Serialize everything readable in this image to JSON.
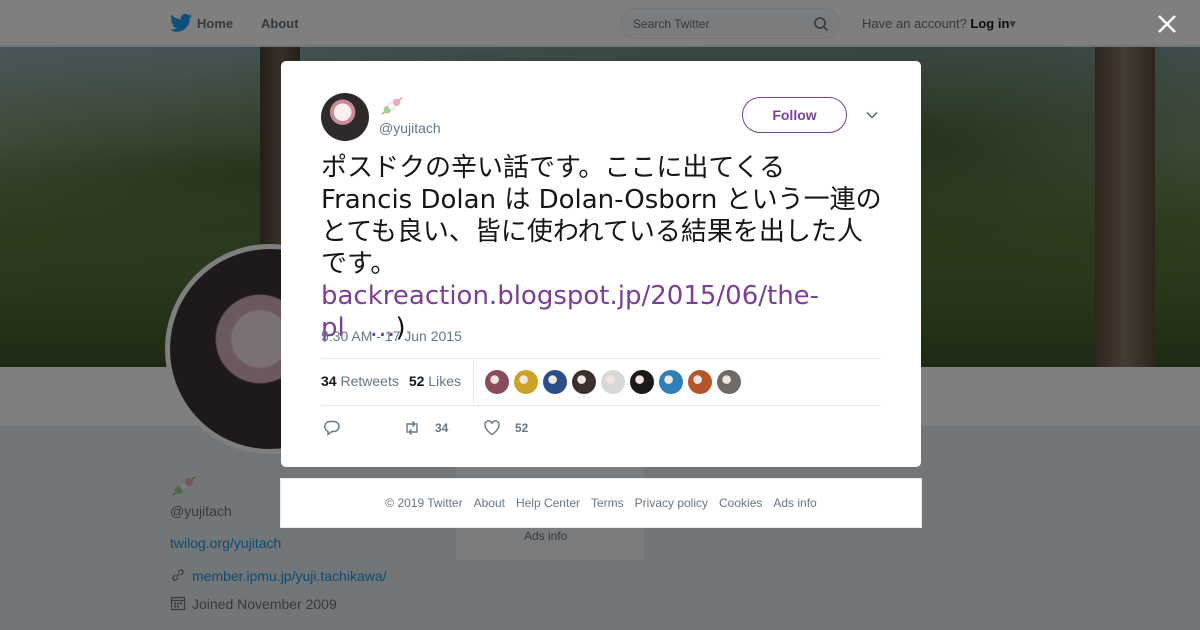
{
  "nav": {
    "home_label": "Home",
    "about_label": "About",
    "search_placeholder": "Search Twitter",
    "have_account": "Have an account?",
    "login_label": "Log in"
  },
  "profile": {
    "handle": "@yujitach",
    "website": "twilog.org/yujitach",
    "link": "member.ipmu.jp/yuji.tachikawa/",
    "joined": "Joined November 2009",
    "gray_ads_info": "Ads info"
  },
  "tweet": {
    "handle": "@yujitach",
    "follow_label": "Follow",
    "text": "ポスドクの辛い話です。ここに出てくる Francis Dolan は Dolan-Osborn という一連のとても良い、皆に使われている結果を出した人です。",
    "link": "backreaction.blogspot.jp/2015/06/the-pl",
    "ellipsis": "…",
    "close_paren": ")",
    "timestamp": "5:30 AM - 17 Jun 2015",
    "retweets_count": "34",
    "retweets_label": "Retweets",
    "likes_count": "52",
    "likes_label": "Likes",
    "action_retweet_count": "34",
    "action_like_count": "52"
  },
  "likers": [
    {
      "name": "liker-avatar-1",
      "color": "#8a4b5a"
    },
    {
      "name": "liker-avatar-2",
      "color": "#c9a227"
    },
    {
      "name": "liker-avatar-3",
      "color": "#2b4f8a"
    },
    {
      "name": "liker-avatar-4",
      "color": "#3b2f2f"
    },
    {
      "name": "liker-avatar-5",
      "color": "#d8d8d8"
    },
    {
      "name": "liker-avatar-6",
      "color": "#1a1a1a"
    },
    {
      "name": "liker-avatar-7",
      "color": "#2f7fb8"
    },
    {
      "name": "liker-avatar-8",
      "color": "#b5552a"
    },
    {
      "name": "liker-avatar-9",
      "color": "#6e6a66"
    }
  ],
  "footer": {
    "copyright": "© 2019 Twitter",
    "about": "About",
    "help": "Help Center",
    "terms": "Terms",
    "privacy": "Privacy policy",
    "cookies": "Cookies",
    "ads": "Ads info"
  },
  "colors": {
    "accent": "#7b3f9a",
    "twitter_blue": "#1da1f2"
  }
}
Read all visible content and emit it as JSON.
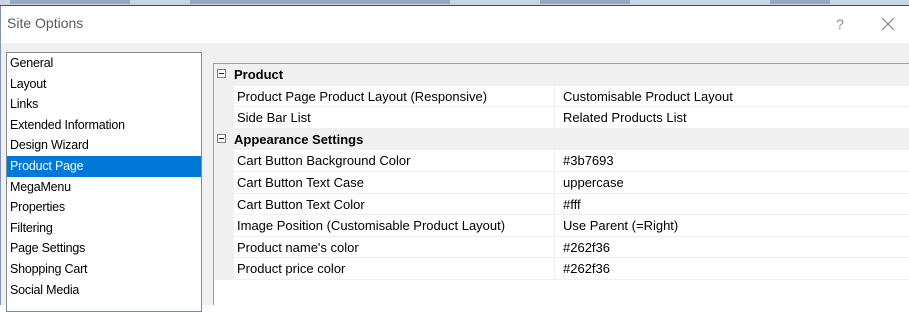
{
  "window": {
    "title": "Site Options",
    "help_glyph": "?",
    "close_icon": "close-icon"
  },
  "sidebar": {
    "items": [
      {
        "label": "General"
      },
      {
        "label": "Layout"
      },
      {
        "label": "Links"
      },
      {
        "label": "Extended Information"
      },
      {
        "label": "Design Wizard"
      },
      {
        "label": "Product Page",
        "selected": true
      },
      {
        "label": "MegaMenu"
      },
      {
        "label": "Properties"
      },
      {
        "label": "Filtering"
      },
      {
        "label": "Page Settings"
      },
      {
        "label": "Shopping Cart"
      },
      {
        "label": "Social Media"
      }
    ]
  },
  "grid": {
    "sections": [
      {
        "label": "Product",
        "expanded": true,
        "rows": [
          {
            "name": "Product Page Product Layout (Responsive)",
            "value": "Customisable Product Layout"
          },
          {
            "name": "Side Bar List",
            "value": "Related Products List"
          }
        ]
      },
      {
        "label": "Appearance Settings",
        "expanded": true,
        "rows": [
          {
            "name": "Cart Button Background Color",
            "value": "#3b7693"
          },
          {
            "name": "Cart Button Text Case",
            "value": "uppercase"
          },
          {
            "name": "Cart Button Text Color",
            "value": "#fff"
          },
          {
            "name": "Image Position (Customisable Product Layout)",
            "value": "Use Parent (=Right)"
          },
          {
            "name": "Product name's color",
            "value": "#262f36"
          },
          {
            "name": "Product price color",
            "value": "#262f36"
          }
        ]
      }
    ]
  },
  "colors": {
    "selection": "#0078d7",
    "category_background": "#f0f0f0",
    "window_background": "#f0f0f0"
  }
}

**Exercise:** Extract the entries in full, exactly as they are, minus the pictures.

**Output of the task:**
Serialize everything readable in this image to JSON.
{
  "nav": {
    "home_label": "Home",
    "about_label": "About",
    "search_placeholder": "Search Twitter",
    "have_account": "Have an account?",
    "login_label": "Log in"
  },
  "profile": {
    "handle": "@yujitach",
    "website": "twilog.org/yujitach",
    "link": "member.ipmu.jp/yuji.tachikawa/",
    "joined": "Joined November 2009",
    "gray_ads_info": "Ads info"
  },
  "tweet": {
    "handle": "@yujitach",
    "follow_label": "Follow",
    "text": "ポスドクの辛い話です。ここに出てくる Francis Dolan は Dolan-Osborn という一連のとても良い、皆に使われている結果を出した人です。",
    "link": "backreaction.blogspot.jp/2015/06/the-pl",
    "ellipsis": "…",
    "close_paren": ")",
    "timestamp": "5:30 AM - 17 Jun 2015",
    "retweets_count": "34",
    "retweets_label": "Retweets",
    "likes_count": "52",
    "likes_label": "Likes",
    "action_retweet_count": "34",
    "action_like_count": "52"
  },
  "likers": [
    {
      "name": "liker-avatar-1",
      "color": "#8a4b5a"
    },
    {
      "name": "liker-avatar-2",
      "color": "#c9a227"
    },
    {
      "name": "liker-avatar-3",
      "color": "#2b4f8a"
    },
    {
      "name": "liker-avatar-4",
      "color": "#3b2f2f"
    },
    {
      "name": "liker-avatar-5",
      "color": "#d8d8d8"
    },
    {
      "name": "liker-avatar-6",
      "color": "#1a1a1a"
    },
    {
      "name": "liker-avatar-7",
      "color": "#2f7fb8"
    },
    {
      "name": "liker-avatar-8",
      "color": "#b5552a"
    },
    {
      "name": "liker-avatar-9",
      "color": "#6e6a66"
    }
  ],
  "footer": {
    "copyright": "© 2019 Twitter",
    "about": "About",
    "help": "Help Center",
    "terms": "Terms",
    "privacy": "Privacy policy",
    "cookies": "Cookies",
    "ads": "Ads info"
  },
  "colors": {
    "accent": "#7b3f9a",
    "twitter_blue": "#1da1f2"
  }
}
Read all visible content and emit it as JSON.
{
  "window": {
    "title": "Site Options",
    "help_glyph": "?",
    "close_icon": "close-icon"
  },
  "sidebar": {
    "items": [
      {
        "label": "General"
      },
      {
        "label": "Layout"
      },
      {
        "label": "Links"
      },
      {
        "label": "Extended Information"
      },
      {
        "label": "Design Wizard"
      },
      {
        "label": "Product Page",
        "selected": true
      },
      {
        "label": "MegaMenu"
      },
      {
        "label": "Properties"
      },
      {
        "label": "Filtering"
      },
      {
        "label": "Page Settings"
      },
      {
        "label": "Shopping Cart"
      },
      {
        "label": "Social Media"
      }
    ]
  },
  "grid": {
    "sections": [
      {
        "label": "Product",
        "expanded": true,
        "rows": [
          {
            "name": "Product Page Product Layout (Responsive)",
            "value": "Customisable Product Layout"
          },
          {
            "name": "Side Bar List",
            "value": "Related Products List"
          }
        ]
      },
      {
        "label": "Appearance Settings",
        "expanded": true,
        "rows": [
          {
            "name": "Cart Button Background Color",
            "value": "#3b7693"
          },
          {
            "name": "Cart Button Text Case",
            "value": "uppercase"
          },
          {
            "name": "Cart Button Text Color",
            "value": "#fff"
          },
          {
            "name": "Image Position (Customisable Product Layout)",
            "value": "Use Parent (=Right)"
          },
          {
            "name": "Product name's color",
            "value": "#262f36"
          },
          {
            "name": "Product price color",
            "value": "#262f36"
          }
        ]
      }
    ]
  },
  "colors": {
    "selection": "#0078d7",
    "category_background": "#f0f0f0",
    "window_background": "#f0f0f0"
  }
}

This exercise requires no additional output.